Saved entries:
.....

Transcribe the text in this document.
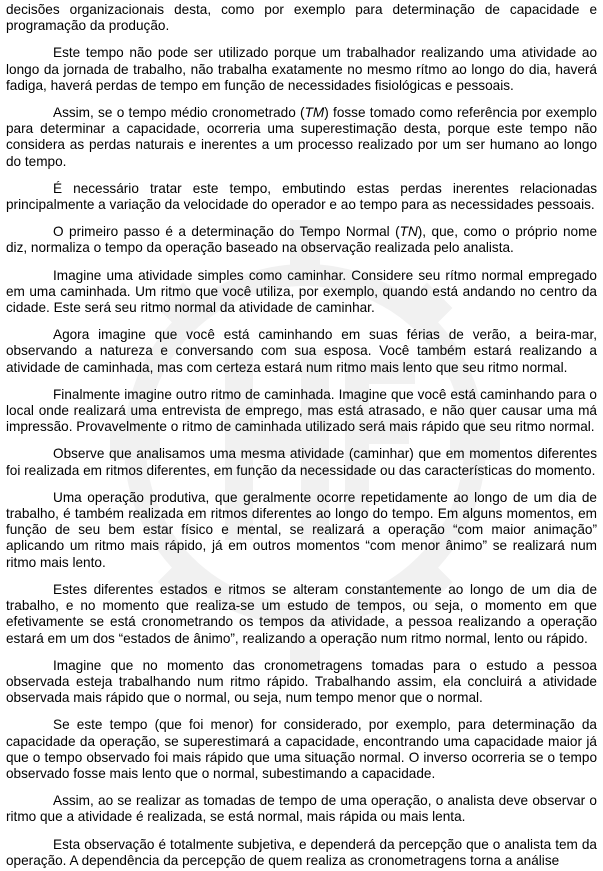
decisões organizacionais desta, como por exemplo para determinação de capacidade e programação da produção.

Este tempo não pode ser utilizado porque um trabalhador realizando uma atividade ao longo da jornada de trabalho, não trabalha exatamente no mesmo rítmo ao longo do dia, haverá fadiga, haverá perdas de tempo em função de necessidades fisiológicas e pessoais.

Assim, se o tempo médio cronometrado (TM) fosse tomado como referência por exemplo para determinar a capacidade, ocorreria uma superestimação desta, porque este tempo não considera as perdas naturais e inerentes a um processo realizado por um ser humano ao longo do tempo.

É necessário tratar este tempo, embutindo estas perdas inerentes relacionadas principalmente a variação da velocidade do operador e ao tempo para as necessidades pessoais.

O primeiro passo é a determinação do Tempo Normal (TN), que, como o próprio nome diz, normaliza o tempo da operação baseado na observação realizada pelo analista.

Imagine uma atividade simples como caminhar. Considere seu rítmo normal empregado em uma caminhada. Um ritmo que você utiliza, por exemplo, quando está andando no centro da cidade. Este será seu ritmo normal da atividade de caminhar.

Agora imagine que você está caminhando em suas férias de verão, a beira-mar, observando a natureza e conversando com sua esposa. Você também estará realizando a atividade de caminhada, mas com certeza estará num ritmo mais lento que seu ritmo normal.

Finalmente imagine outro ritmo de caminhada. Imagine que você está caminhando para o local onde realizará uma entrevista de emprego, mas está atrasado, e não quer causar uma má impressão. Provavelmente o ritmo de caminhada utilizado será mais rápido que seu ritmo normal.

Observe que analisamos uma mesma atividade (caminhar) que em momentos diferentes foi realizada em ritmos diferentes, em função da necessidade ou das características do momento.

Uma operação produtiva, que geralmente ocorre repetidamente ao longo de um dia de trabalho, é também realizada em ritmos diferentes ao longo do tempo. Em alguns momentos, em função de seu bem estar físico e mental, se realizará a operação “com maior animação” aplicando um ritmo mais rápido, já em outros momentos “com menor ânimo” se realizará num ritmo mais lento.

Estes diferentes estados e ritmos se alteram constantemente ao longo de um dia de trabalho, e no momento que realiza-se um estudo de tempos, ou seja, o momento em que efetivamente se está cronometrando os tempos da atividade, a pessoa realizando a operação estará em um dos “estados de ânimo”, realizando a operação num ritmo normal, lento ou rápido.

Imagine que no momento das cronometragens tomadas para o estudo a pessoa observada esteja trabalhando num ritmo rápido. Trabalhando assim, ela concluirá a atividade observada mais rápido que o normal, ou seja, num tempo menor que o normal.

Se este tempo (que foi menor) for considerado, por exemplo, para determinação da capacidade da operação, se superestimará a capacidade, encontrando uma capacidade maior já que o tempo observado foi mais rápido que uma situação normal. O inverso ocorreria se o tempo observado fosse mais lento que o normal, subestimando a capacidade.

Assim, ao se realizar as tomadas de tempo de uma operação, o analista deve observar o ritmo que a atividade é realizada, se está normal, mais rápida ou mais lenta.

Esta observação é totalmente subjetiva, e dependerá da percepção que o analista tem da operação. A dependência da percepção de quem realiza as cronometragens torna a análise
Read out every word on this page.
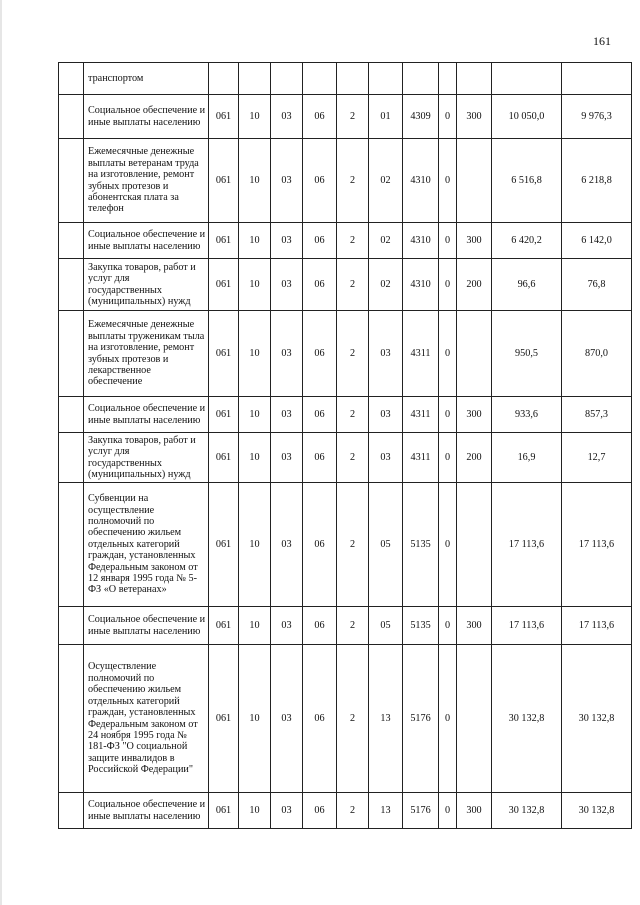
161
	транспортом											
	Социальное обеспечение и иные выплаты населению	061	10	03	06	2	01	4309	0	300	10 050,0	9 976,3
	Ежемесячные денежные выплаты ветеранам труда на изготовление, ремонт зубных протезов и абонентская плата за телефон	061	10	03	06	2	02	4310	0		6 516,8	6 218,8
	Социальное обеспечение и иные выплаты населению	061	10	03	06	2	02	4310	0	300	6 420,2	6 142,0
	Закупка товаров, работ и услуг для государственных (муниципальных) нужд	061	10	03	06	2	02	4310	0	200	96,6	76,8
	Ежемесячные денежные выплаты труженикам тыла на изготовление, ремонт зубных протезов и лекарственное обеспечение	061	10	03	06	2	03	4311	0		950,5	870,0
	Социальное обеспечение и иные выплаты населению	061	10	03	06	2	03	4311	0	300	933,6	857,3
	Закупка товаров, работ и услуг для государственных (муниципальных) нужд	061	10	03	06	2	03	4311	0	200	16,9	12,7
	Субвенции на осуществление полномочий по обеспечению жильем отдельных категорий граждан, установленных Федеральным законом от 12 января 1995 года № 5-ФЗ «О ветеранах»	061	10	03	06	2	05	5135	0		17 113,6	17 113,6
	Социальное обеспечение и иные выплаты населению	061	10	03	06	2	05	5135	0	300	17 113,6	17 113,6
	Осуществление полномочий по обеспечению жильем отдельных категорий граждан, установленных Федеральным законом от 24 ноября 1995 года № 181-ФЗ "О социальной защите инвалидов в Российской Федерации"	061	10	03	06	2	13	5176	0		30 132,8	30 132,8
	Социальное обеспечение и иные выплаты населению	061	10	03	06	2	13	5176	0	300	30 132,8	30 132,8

.....

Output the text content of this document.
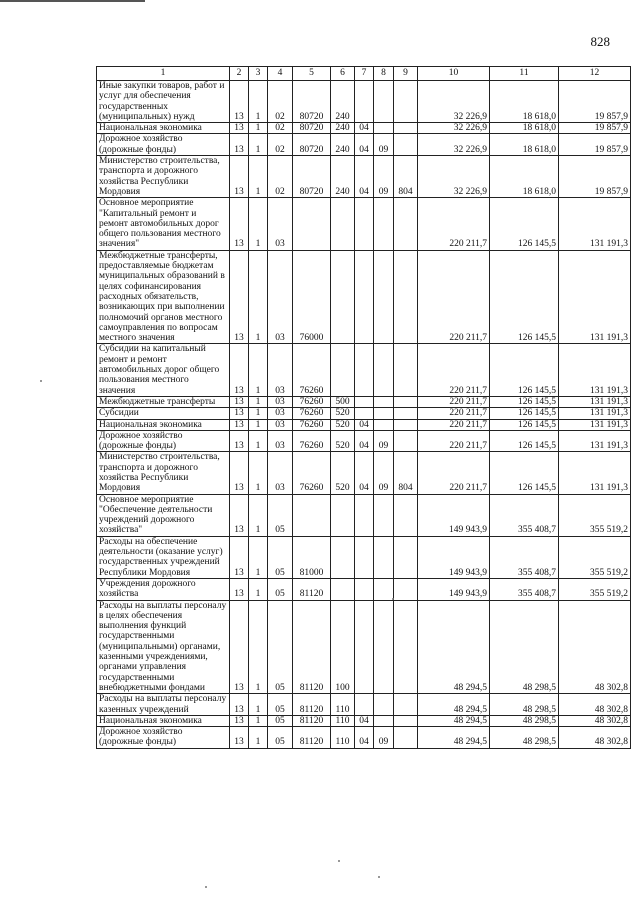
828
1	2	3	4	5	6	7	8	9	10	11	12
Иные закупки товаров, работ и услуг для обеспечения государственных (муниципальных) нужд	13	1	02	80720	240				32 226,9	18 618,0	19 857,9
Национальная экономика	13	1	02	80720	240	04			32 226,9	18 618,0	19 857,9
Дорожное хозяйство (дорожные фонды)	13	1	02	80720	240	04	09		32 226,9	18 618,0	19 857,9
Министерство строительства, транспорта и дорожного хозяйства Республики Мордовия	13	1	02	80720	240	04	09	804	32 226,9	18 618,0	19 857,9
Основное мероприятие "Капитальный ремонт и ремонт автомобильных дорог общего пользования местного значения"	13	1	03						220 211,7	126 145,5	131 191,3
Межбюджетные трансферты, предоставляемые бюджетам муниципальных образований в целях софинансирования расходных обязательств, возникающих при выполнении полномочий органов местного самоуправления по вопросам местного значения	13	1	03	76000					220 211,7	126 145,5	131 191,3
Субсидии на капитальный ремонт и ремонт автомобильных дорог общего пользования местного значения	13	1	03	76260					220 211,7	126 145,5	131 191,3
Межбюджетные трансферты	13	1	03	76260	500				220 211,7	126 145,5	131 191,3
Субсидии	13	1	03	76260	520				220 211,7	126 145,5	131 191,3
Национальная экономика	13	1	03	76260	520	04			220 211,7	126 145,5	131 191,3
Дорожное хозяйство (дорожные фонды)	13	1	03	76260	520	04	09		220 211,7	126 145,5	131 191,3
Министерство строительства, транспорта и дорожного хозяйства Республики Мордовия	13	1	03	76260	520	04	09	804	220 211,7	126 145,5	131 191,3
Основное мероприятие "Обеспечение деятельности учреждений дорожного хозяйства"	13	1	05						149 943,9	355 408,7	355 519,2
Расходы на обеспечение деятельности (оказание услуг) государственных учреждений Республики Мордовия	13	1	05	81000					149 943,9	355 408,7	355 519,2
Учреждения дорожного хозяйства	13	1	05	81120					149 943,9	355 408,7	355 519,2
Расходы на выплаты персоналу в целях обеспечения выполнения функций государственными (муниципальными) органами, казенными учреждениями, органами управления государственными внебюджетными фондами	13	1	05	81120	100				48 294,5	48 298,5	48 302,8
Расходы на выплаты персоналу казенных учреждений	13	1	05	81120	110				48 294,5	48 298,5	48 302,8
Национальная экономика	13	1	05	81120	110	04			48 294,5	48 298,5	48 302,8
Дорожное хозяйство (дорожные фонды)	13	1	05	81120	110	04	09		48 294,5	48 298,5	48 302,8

.....

Find the lines above holding the word "Мордовия" and show them.

Министерство строительства, транспорта и дорожного хозяйства Республики Мордовия	13	1	02	80720	240	04	09	804	32 226,9	18 618,0	19 857,9
Министерство строительства, транспорта и дорожного хозяйства Республики Мордовия	13	1	03	76260	520	04	09	804	220 211,7	126 145,5	131 191,3
Расходы на обеспечение деятельности (оказание услуг) государственных учреждений Республики Мордовия	13	1	05	81000					149 943,9	355 408,7	355 519,2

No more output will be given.